Lines of data

==============================

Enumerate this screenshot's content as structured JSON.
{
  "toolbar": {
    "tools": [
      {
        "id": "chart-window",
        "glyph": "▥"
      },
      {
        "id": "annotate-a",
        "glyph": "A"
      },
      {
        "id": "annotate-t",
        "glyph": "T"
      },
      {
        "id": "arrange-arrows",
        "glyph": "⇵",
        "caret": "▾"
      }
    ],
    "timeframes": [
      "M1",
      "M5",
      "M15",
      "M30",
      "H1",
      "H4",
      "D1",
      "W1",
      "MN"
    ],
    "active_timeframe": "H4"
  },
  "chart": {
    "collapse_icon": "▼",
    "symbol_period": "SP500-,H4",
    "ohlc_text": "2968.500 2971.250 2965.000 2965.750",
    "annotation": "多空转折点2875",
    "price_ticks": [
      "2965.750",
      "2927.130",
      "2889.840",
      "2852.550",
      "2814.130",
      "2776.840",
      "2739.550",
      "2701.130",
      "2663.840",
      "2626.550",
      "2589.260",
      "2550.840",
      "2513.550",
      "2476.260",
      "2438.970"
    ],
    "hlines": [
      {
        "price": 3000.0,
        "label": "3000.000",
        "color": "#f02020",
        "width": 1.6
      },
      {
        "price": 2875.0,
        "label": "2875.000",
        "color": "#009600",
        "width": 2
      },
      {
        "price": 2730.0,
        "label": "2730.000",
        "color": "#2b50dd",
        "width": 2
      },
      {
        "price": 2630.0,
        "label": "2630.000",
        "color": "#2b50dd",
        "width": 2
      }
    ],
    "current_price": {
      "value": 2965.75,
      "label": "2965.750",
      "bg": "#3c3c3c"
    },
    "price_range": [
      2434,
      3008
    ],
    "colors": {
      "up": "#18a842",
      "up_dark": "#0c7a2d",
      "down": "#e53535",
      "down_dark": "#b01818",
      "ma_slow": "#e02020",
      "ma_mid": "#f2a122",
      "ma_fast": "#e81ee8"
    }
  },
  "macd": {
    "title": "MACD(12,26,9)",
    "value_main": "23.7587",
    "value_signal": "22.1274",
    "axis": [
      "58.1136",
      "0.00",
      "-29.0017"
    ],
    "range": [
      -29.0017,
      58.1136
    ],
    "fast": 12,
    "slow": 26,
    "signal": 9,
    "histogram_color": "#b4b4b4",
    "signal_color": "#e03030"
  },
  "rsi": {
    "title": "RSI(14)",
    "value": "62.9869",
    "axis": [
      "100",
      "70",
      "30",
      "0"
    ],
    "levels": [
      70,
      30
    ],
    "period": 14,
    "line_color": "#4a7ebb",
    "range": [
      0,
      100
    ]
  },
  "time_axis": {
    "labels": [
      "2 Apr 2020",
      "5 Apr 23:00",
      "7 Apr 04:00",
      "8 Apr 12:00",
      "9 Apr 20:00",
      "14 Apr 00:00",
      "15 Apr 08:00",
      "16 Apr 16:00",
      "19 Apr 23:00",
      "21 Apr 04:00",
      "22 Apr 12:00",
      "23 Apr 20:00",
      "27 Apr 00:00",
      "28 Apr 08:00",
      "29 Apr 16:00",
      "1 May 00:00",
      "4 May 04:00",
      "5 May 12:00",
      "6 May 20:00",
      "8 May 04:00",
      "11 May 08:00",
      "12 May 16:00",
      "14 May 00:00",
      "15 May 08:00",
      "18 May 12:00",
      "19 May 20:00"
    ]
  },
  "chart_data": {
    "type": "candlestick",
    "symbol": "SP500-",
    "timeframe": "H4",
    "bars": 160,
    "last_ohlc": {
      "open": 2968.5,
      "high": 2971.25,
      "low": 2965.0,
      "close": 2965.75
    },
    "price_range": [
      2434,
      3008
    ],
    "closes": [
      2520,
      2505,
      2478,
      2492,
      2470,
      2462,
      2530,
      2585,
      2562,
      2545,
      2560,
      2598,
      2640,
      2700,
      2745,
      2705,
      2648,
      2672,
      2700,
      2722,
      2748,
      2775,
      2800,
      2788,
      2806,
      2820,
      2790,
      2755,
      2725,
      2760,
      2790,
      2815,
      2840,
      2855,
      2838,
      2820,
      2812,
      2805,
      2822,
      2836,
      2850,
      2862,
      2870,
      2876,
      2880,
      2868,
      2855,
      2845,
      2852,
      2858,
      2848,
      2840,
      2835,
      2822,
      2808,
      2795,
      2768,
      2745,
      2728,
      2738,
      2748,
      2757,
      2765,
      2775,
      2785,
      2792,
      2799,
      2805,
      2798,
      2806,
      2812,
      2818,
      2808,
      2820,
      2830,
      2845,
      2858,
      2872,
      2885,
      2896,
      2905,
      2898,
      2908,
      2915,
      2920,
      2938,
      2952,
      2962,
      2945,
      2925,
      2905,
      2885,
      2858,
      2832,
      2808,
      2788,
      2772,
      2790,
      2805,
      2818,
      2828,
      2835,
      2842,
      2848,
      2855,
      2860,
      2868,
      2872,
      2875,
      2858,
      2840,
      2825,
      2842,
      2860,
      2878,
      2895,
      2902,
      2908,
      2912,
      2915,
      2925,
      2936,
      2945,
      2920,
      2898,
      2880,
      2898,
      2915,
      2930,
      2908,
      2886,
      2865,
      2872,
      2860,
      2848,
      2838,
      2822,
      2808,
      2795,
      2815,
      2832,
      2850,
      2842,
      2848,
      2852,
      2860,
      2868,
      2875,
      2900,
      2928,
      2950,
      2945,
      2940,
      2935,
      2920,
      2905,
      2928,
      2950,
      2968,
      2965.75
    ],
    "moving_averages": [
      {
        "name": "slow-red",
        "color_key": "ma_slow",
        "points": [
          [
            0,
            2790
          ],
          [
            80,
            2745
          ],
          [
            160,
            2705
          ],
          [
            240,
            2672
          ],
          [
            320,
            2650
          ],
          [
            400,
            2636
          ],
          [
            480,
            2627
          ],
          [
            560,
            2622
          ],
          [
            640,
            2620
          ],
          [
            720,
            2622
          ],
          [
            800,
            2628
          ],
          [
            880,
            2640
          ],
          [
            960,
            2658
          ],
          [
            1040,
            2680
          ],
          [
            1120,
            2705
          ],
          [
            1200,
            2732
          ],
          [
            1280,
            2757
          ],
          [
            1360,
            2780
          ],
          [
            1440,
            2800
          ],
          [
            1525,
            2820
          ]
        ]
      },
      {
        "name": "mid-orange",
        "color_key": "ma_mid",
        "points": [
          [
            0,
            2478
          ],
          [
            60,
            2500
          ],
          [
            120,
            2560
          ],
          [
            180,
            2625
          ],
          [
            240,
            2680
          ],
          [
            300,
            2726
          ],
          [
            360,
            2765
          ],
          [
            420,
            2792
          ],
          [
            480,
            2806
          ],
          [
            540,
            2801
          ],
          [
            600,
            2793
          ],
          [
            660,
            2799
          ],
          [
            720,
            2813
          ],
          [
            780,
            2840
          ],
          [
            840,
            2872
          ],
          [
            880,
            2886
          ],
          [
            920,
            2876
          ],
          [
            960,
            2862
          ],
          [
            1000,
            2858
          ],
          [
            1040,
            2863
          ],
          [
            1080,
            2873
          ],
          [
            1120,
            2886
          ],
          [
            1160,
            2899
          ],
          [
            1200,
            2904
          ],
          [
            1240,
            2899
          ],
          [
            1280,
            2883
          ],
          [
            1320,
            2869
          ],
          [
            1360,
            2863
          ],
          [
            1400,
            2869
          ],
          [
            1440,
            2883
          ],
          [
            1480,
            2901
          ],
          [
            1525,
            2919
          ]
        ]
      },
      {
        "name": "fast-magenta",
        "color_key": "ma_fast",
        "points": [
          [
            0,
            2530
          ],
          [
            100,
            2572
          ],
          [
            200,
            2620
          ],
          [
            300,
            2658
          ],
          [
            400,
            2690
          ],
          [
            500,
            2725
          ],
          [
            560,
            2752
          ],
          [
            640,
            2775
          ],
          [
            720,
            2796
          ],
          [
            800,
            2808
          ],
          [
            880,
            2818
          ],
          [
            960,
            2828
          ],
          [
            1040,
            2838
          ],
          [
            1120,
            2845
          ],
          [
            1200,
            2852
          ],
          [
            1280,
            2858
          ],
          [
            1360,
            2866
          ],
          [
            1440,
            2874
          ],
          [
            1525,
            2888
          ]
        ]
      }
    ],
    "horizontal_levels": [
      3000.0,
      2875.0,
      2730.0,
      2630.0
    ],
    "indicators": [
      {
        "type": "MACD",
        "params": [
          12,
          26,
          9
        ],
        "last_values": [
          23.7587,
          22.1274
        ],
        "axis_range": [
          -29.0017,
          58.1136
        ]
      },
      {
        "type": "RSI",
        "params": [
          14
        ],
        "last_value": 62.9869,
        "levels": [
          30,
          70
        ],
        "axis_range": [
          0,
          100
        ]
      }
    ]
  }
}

==============================

What to produce: Copy out every line where the word "type" occurs.

Output for this exercise:
    "type": "candlestick",
        "type": "MACD",
        "type": "RSI",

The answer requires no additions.